## [Exercise input]
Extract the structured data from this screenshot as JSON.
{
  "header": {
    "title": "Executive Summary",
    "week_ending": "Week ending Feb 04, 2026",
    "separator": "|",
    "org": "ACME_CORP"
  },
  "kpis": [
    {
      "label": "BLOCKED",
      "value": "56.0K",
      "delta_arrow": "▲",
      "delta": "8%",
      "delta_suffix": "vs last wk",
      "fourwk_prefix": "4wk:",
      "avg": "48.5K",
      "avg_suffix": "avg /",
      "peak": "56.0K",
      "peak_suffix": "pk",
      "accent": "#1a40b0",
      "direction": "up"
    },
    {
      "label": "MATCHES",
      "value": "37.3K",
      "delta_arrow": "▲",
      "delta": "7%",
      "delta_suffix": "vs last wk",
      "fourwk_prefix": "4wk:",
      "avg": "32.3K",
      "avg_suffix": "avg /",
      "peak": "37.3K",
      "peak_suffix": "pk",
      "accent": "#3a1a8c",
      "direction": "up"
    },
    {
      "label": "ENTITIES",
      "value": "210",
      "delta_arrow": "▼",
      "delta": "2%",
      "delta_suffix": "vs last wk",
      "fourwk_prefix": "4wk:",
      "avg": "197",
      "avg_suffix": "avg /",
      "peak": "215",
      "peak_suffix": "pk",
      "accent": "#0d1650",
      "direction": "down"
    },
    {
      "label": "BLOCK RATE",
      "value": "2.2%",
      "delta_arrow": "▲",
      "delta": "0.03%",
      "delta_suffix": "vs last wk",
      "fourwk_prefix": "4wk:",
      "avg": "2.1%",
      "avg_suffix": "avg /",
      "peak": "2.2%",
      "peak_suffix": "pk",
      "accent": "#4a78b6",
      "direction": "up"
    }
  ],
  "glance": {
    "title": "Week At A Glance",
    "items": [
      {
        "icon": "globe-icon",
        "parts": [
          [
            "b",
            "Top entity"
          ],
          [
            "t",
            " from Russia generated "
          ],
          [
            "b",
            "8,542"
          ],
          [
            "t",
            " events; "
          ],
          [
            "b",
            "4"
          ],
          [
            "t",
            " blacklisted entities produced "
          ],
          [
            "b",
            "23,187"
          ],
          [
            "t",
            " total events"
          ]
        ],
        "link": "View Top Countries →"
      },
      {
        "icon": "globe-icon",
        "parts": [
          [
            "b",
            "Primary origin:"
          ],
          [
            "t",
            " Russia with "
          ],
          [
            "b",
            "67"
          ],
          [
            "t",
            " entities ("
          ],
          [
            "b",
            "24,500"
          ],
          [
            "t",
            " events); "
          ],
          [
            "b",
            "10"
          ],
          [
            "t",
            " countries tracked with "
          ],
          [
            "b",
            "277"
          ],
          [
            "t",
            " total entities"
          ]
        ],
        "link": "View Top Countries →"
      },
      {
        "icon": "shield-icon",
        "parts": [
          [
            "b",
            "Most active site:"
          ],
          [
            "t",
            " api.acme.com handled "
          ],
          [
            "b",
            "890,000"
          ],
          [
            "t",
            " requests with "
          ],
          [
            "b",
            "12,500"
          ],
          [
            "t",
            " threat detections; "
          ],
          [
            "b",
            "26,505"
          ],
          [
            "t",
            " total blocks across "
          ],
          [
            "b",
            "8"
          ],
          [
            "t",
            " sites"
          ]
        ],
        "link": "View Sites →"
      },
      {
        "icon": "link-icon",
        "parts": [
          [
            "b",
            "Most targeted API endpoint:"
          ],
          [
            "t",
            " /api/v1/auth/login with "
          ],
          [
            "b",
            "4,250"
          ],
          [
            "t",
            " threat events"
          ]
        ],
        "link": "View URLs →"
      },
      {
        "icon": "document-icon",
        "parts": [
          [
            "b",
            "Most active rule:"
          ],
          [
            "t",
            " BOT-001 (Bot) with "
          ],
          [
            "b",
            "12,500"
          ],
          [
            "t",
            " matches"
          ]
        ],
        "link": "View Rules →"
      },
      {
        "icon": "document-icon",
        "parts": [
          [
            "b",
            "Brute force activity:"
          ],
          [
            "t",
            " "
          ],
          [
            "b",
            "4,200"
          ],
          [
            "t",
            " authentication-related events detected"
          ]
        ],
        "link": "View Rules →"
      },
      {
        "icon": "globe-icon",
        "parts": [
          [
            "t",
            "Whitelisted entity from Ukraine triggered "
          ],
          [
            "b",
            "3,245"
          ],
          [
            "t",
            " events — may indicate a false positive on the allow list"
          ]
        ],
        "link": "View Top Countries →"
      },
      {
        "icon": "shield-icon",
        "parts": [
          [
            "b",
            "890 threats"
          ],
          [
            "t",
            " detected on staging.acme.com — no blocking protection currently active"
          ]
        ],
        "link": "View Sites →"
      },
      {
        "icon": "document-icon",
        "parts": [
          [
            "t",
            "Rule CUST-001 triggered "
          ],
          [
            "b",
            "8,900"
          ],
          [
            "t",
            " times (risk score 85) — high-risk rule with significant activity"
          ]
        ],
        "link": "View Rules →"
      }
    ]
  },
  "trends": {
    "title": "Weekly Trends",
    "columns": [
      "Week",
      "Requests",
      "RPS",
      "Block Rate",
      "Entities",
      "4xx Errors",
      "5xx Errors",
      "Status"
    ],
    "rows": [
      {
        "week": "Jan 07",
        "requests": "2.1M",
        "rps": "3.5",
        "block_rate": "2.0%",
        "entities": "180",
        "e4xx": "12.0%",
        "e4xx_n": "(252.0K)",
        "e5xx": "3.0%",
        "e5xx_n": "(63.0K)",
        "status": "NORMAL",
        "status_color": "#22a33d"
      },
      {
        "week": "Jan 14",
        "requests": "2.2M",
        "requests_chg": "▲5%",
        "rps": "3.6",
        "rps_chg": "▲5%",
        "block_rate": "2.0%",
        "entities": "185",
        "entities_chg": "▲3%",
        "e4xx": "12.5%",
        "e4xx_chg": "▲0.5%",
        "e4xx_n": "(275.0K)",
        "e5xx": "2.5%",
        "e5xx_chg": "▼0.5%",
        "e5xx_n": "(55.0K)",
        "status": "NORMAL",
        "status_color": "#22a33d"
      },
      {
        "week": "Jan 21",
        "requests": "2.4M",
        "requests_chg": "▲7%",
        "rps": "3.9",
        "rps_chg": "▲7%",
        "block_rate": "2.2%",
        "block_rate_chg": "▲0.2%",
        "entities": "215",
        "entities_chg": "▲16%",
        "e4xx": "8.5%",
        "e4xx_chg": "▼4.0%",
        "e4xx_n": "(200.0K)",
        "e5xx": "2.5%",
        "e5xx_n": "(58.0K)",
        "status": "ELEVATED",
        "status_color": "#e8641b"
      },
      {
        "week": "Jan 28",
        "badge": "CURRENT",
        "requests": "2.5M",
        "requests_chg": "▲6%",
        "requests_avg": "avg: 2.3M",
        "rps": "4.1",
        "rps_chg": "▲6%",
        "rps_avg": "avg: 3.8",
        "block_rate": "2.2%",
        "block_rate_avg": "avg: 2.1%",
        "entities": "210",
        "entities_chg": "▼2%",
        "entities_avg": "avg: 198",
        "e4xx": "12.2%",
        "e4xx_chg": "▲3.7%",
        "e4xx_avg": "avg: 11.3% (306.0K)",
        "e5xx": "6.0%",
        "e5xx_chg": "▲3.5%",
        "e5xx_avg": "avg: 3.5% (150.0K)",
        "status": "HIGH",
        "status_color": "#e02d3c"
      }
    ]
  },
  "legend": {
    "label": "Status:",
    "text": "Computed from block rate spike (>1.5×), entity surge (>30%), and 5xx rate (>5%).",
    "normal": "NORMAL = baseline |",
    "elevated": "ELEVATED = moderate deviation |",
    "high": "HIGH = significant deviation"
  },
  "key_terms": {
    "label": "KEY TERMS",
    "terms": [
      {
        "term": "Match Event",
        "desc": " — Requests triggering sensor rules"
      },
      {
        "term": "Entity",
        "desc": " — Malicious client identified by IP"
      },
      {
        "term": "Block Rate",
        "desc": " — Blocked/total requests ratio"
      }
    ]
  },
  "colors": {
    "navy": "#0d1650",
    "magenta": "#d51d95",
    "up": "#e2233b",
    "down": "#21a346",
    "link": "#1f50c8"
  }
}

## [Work to be completed]
In the material above, find the lines that contain "detected" and show them.

## [Exercise output]
            " authentication-related events detected"
            " detected on staging.acme.com — no blocking protection currently active"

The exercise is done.